▶ [Records contained in a dataset]:

────

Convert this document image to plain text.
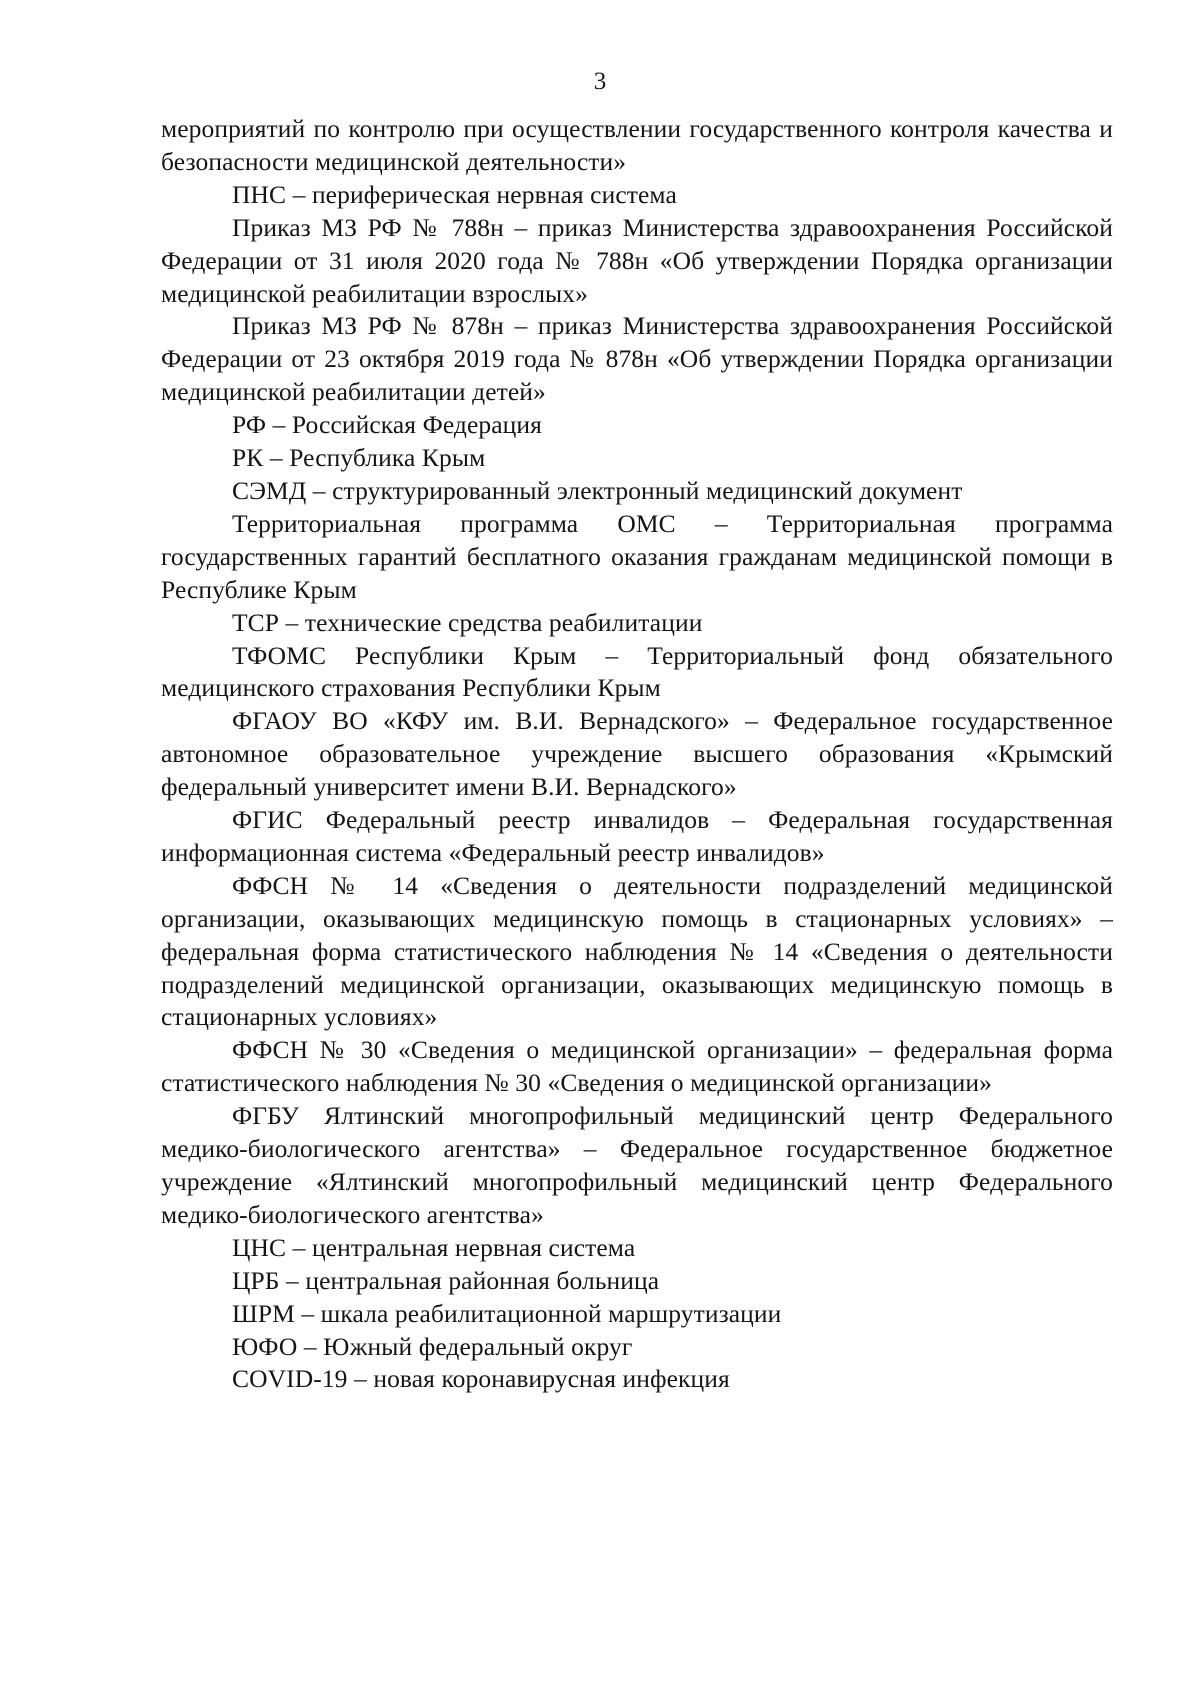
3

мероприятий по контролю при осуществлении государственного контроля качества и безопасности медицинской деятельности»

ПНС – периферическая нервная система

Приказ МЗ РФ № 788н – приказ Министерства здравоохранения Российской Федерации от 31 июля 2020 года № 788н «Об утверждении Порядка организации медицинской реабилитации взрослых»

Приказ МЗ РФ № 878н – приказ Министерства здравоохранения Российской Федерации от 23 октября 2019 года № 878н «Об утверждении Порядка организации медицинской реабилитации детей»

РФ – Российская Федерация

РК – Республика Крым

СЭМД – структурированный электронный медицинский документ

Территориальная программа ОМС – Территориальная программа государственных гарантий бесплатного оказания гражданам медицинской помощи в Республике Крым

ТСР – технические средства реабилитации

ТФОМС Республики Крым – Территориальный фонд обязательного медицинского страхования Республики Крым

ФГАОУ ВО «КФУ им. В.И. Вернадского» – Федеральное государственное автономное образовательное учреждение высшего образования «Крымский федеральный университет имени В.И. Вернадского»

ФГИС Федеральный реестр инвалидов – Федеральная государственная информационная система «Федеральный реестр инвалидов»

ФФСН № 14 «Сведения о деятельности подразделений медицинской организации, оказывающих медицинскую помощь в стационарных условиях» – федеральная форма статистического наблюдения № 14 «Сведения о деятельности подразделений медицинской организации, оказывающих медицинскую помощь в стационарных условиях»

ФФСН № 30 «Сведения о медицинской организации» – федеральная форма статистического наблюдения № 30 «Сведения о медицинской организации»

ФГБУ Ялтинский многопрофильный медицинский центр Федерального медико-биологического агентства» – Федеральное государственное бюджетное учреждение «Ялтинский многопрофильный медицинский центр Федерального медико-биологического агентства»

ЦНС – центральная нервная система

ЦРБ – центральная районная больница

ШРМ – шкала реабилитационной маршрутизации

ЮФО – Южный федеральный округ

COVID-19 – новая коронавирусная инфекция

────

▶ [Problem description]: Looking at the data above, show all lines where the word "медицинской" occurs.

▶ [Finished task]:
мероприятий по контролю при осуществлении государственного контроля качества и безопасности медицинской деятельности»
Приказ МЗ РФ № 788н – приказ Министерства здравоохранения Российской Федерации от 31 июля 2020 года № 788н «Об утверждении Порядка организации медицинской реабилитации взрослых»
Приказ МЗ РФ № 878н – приказ Министерства здравоохранения Российской Федерации от 23 октября 2019 года № 878н «Об утверждении Порядка организации медицинской реабилитации детей»
Территориальная программа ОМС – Территориальная программа государственных гарантий бесплатного оказания гражданам медицинской помощи в Республике Крым
ФФСН № 14 «Сведения о деятельности подразделений медицинской организации, оказывающих медицинскую помощь в стационарных условиях» – федеральная форма статистического наблюдения № 14 «Сведения о деятельности подразделений медицинской организации, оказывающих медицинскую помощь в стационарных условиях»
ФФСН № 30 «Сведения о медицинской организации» – федеральная форма статистического наблюдения № 30 «Сведения о медицинской организации»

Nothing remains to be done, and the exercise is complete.